**Information provided**
----------------------------------------
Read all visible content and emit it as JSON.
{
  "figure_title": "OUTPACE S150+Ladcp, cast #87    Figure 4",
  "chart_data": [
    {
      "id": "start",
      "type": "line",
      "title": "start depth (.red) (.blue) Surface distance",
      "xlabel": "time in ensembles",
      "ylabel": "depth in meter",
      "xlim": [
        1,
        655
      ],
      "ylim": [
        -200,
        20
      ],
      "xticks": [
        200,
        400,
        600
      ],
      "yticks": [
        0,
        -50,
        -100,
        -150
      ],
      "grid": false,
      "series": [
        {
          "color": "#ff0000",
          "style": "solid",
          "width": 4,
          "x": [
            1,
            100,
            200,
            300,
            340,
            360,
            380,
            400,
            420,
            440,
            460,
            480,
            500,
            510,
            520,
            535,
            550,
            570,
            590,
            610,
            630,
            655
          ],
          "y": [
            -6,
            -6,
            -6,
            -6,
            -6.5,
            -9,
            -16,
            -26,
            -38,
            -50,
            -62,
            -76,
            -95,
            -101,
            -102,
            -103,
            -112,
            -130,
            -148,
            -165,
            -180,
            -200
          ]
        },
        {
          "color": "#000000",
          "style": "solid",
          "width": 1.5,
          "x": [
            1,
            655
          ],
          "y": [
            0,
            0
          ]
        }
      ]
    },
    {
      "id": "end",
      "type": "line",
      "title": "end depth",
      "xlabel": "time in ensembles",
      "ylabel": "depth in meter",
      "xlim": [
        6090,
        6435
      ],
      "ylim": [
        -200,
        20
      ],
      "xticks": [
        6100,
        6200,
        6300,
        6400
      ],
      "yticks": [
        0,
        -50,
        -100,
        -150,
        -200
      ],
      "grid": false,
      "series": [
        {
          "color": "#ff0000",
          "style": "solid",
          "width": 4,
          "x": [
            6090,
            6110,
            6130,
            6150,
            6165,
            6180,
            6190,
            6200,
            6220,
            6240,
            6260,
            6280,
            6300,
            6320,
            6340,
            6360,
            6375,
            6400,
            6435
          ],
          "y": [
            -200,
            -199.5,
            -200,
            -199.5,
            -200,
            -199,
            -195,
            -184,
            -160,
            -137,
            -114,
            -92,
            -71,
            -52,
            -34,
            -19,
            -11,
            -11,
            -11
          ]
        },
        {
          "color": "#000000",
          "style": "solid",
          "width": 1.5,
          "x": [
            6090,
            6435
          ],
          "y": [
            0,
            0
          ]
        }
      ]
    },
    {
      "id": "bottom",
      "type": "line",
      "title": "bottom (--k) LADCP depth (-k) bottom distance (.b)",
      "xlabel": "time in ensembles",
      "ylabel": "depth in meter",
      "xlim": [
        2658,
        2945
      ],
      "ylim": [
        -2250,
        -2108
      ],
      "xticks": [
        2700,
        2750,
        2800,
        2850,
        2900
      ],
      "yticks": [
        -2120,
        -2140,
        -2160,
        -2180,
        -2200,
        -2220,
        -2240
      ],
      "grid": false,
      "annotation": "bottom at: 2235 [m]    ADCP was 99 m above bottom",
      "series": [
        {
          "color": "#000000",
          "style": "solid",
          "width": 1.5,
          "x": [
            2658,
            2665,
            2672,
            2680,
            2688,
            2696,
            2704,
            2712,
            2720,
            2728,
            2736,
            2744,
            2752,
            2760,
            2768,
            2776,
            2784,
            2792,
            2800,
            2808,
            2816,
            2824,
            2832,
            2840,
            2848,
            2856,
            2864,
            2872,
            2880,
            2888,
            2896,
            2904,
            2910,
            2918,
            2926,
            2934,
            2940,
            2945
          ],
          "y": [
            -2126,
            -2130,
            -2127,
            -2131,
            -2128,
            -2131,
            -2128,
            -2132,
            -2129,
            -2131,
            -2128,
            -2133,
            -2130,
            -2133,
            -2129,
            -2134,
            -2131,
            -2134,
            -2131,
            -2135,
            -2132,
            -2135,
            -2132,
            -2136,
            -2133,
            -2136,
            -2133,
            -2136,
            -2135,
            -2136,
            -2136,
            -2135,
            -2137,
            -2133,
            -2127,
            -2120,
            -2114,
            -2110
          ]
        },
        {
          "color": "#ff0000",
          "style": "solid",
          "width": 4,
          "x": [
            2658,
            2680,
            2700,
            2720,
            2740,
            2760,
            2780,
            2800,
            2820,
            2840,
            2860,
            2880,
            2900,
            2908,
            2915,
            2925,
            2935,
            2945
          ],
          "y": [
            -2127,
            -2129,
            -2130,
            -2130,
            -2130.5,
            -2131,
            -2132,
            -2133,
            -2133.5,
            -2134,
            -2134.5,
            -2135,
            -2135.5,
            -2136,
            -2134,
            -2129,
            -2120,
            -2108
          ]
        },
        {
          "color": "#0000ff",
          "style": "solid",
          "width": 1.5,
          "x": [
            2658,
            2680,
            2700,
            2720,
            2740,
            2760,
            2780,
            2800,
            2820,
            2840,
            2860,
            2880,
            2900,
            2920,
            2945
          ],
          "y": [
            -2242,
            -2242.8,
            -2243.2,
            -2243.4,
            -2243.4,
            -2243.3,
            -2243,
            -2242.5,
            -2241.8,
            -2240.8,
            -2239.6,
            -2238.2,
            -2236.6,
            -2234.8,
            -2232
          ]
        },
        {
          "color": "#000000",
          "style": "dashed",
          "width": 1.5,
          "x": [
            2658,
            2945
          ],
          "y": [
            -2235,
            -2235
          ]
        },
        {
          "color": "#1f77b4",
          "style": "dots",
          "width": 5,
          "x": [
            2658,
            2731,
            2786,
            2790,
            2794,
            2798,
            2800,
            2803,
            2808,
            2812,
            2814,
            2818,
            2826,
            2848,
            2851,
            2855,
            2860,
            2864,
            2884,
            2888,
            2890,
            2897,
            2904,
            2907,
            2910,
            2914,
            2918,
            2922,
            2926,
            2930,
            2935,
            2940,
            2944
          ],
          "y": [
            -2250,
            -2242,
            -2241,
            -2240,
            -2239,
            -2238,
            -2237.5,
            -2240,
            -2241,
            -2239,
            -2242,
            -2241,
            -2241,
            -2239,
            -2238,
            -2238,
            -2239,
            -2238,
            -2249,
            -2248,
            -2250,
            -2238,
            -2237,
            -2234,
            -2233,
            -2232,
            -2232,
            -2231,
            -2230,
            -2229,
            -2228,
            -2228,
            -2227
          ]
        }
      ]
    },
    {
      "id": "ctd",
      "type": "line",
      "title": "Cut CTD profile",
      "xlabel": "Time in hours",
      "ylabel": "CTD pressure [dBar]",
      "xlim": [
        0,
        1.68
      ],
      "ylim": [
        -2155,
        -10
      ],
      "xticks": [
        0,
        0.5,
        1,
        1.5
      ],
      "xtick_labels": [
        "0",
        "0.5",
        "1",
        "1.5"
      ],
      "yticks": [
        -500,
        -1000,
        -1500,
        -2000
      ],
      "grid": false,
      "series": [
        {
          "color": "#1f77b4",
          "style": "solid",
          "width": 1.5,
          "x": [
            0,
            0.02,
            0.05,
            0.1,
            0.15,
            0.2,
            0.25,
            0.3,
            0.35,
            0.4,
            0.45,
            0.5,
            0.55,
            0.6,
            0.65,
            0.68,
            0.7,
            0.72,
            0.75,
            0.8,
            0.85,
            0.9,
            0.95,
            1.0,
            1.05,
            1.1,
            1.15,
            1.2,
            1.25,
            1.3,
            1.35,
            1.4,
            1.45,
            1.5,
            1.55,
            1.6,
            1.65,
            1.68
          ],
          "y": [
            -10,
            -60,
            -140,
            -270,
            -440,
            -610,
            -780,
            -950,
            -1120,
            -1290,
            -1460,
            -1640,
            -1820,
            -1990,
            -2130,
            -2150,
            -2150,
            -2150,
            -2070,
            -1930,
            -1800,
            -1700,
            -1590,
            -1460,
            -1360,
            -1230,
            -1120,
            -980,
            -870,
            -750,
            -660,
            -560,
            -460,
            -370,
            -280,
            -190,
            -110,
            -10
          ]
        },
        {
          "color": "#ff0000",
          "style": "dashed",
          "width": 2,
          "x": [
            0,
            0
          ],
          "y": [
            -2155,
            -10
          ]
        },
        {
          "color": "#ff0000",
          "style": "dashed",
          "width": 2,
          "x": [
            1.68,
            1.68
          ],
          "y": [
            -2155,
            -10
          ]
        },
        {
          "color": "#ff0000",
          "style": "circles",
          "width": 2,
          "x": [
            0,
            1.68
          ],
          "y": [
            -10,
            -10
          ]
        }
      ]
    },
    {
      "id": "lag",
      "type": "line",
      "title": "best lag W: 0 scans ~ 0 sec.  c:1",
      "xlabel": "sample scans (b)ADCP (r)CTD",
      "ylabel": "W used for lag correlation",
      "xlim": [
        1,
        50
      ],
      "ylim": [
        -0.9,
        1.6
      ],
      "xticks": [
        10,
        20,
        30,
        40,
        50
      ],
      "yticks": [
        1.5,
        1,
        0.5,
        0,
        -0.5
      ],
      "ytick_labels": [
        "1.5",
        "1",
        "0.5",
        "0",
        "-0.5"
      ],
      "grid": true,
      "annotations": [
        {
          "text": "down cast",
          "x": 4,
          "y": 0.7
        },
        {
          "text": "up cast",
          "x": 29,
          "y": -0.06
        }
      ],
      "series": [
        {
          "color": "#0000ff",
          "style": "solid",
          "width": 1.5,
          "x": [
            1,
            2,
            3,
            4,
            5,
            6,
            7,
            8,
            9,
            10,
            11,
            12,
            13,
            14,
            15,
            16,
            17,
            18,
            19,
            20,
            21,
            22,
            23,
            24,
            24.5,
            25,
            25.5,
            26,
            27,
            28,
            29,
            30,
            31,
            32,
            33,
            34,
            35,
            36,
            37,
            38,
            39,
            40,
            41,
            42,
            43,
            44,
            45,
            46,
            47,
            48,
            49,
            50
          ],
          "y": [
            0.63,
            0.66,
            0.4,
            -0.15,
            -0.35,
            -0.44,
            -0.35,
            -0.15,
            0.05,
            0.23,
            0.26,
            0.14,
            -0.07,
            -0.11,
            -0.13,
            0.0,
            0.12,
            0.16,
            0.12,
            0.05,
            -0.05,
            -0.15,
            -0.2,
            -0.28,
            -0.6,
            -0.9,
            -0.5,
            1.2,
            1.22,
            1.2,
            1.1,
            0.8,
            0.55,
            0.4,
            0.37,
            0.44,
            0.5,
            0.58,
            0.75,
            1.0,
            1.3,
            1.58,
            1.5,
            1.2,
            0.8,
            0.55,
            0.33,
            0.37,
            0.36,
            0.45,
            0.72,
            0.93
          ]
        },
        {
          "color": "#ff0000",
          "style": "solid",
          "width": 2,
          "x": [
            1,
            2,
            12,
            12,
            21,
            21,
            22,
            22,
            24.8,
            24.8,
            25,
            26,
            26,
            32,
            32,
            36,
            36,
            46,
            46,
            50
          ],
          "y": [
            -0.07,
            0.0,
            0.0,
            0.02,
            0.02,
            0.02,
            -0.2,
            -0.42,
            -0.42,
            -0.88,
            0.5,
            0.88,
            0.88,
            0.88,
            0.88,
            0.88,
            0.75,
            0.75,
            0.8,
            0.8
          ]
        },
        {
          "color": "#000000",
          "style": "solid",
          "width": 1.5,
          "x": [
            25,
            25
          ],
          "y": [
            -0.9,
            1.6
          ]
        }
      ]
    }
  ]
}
----------------------------------------
**To be done**
The answer is one number: how many lines of the material above contain "start".

**Finished task**
2